**Job:** Swap "blade half 10" for "blade segment 10" in the listing lines starting at the line containing "Patent image size: (746, 511)." and ending at the line containing "The fixing device 1 is at (291, 231).", and reproduce only those lines with everything else unchanged.

**Data supplied:**
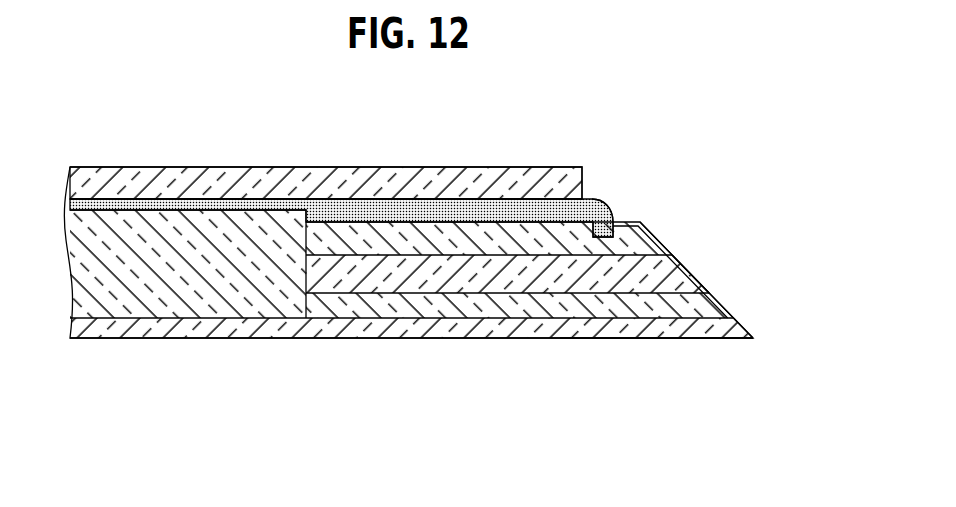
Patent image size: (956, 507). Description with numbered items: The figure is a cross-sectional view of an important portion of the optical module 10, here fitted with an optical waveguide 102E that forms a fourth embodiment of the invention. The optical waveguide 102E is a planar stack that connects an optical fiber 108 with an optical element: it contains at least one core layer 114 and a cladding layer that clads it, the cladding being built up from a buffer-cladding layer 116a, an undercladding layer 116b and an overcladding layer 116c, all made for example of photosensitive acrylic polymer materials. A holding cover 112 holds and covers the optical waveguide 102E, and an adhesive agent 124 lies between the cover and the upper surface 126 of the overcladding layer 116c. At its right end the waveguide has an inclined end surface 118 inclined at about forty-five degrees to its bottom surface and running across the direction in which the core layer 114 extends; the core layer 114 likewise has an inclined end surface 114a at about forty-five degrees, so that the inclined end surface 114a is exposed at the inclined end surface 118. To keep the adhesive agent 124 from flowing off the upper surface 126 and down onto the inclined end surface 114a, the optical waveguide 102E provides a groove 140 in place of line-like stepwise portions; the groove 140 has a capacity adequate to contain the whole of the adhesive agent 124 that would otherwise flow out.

The optical module 10 is at (207, 487).
The holding cover 112 is at (313, 180).
The adhesive agent 124 is at (472, 212).
The groove 140 is at (613, 227).
The optical fiber 108 is at (242, 300).
The upper surface of the overcladding layer 126 is at (445, 223).
The core layer 114 is at (500, 278).
The inclined end surface of the core layer 114a is at (700, 284).
The inclined end surface 118 is at (688, 272).
The overcladding layer 116c is at (548, 242).
The undercladding layer 116b is at (352, 298).
The buffer-cladding layer 116a is at (728, 328).
The optical waveguide 102E is at (662, 350).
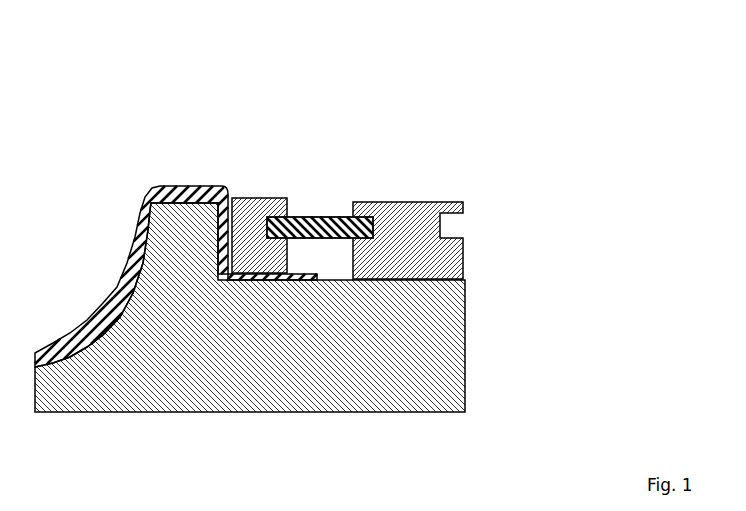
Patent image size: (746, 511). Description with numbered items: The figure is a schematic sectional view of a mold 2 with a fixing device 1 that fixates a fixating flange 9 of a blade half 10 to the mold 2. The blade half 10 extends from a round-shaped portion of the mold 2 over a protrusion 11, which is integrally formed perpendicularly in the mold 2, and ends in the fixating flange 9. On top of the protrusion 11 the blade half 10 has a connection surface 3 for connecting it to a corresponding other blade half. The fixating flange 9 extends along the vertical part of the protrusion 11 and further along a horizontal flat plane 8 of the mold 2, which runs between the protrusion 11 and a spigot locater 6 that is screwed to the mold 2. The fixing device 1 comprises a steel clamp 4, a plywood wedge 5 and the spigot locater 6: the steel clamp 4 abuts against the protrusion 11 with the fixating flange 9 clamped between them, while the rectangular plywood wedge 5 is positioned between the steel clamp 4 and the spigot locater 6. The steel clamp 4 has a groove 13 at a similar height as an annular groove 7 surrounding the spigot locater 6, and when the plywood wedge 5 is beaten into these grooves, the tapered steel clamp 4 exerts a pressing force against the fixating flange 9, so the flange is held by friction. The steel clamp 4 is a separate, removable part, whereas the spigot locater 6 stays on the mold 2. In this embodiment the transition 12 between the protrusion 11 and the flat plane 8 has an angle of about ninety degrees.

The fixing device 1 is at (291, 231).
The mold 2 is at (296, 327).
The connection surface 3 is at (176, 196).
The steel clamp 4 is at (272, 198).
The plywood wedge 5 is at (323, 217).
The spigot locater 6 is at (412, 202).
The annular groove 7 is at (416, 162).
The flat plane 8 is at (337, 278).
The fixating flange 9 is at (240, 200).
The blade half 10 is at (171, 196).
The protrusion 11 is at (143, 197).
The transition 12 is at (210, 292).
The groove 13 is at (320, 131).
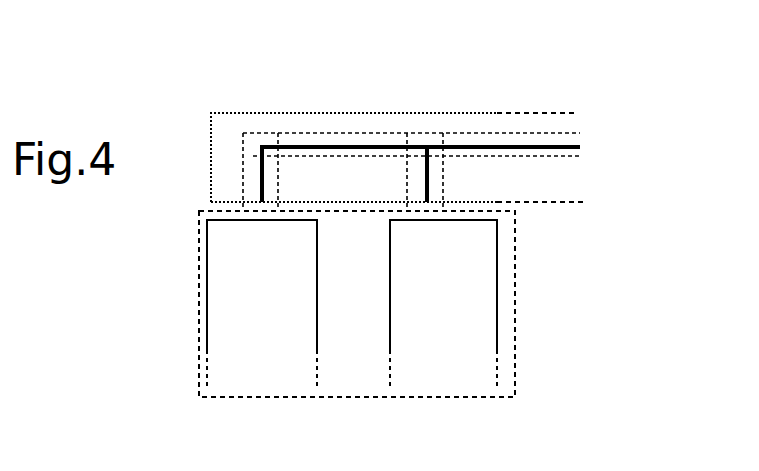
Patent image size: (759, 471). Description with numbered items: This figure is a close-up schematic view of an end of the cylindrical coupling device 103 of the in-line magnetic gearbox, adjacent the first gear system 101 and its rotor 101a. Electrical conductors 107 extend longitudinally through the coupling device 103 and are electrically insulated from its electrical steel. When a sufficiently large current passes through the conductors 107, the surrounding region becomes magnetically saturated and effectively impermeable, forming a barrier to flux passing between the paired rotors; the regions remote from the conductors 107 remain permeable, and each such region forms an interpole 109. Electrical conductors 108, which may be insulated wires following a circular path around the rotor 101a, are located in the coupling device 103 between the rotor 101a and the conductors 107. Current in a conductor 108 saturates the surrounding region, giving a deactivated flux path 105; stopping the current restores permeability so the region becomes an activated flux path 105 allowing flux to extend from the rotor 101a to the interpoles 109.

**Response to the task:**
Patent image size: (746, 511). Description with numbered items: The figure is a schematic sectional view of a mold 2 with a fixing device 1 that fixates a fixating flange 9 of a blade segment 10 to the mold 2. The blade segment 10 extends from a round-shaped portion of the mold 2 over a protrusion 11, which is integrally formed perpendicularly in the mold 2, and ends in the fixating flange 9. On top of the protrusion 11 the blade segment 10 has a connection surface 3 for connecting it to a corresponding other blade half. The fixating flange 9 extends along the vertical part of the protrusion 11 and further along a horizontal flat plane 8 of the mold 2, which runs between the protrusion 11 and a spigot locater 6 that is screwed to the mold 2. The fixing device 1 comprises a steel clamp 4, a plywood wedge 5 and the spigot locater 6: the steel clamp 4 abuts against the protrusion 11 with the fixating flange 9 clamped between them, while the rectangular plywood wedge 5 is positioned between the steel clamp 4 and the spigot locater 6. The steel clamp 4 has a groove 13 at a similar height as an annular groove 7 surrounding the spigot locater 6, and when the plywood wedge 5 is beaten into these grooves, the tapered steel clamp 4 exerts a pressing force against the fixating flange 9, so the flange is held by friction. The steel clamp 4 is a separate, removable part, whereas the spigot locater 6 stays on the mold 2. In this embodiment the transition 12 between the protrusion 11 and the flat plane 8 has an angle of about ninety degrees.

The fixing device 1 is at (291, 231).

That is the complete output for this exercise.